| TASK GOAL |
Pictures do not belong in the copy, so please give every entry below again exactly.

(Saved data entries)
**********

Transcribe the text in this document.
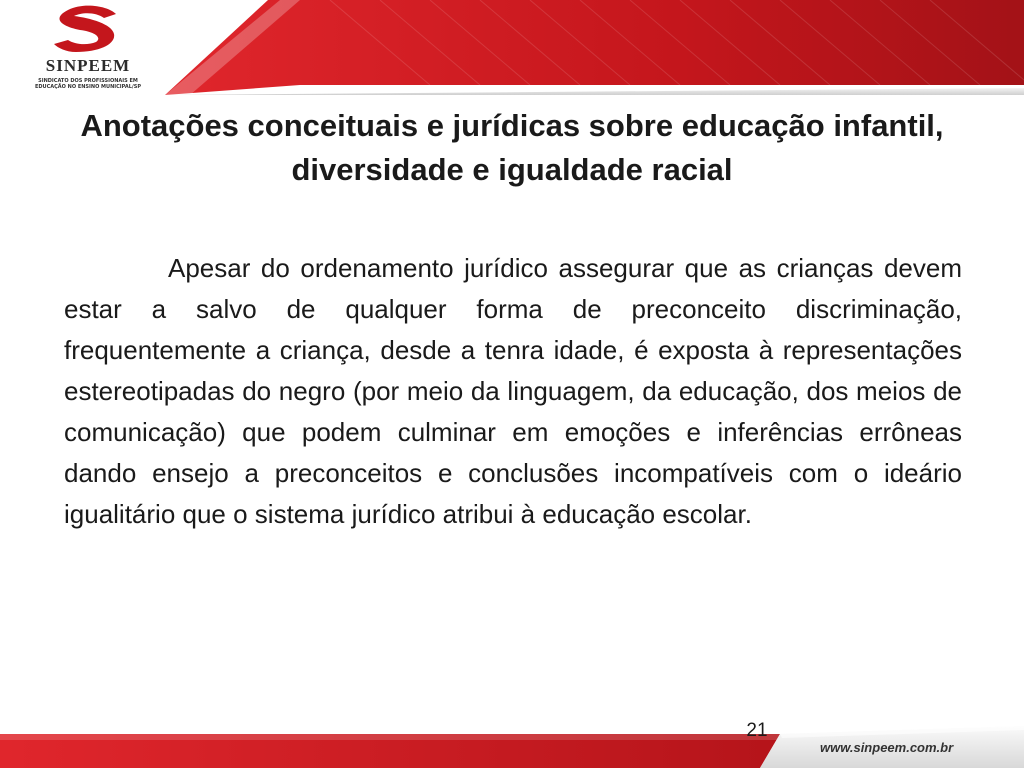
SINPEEM
SINDICATO DOS PROFISSIONAIS EM EDUCAÇÃO NO ENSINO MUNICIPAL/SP
Anotações conceituais e jurídicas sobre educação infantil, diversidade e igualdade racial

Apesar do ordenamento jurídico assegurar que as crianças devem estar a salvo de qualquer forma de preconceito discriminação, frequentemente a criança, desde a tenra idade, é exposta à representações estereotipadas do negro (por meio da linguagem, da educação, dos meios de comunicação) que podem culminar em emoções e inferências errôneas dando ensejo a preconceitos e conclusões incompatíveis com o ideário igualitário que o sistema jurídico atribui à educação escolar.

21
www.sinpeem.com.br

**********

| ANSWER IN FULL |
Transcribe the text in this document.
SINPEEM
SINDICATO DOS PROFISSIONAIS EM EDUCAÇÃO NO ENSINO MUNICIPAL/SP
Anotações conceituais e jurídicas sobre educação infantil, diversidade e igualdade racial

Apesar do ordenamento jurídico assegurar que as crianças devem estar a salvo de qualquer forma de preconceito discriminação, frequentemente a criança, desde a tenra idade, é exposta à representações estereotipadas do negro (por meio da linguagem, da educação, dos meios de comunicação) que podem culminar em emoções e inferências errôneas dando ensejo a preconceitos e conclusões incompatíveis com o ideário igualitário que o sistema jurídico atribui à educação escolar.

21
www.sinpeem.com.br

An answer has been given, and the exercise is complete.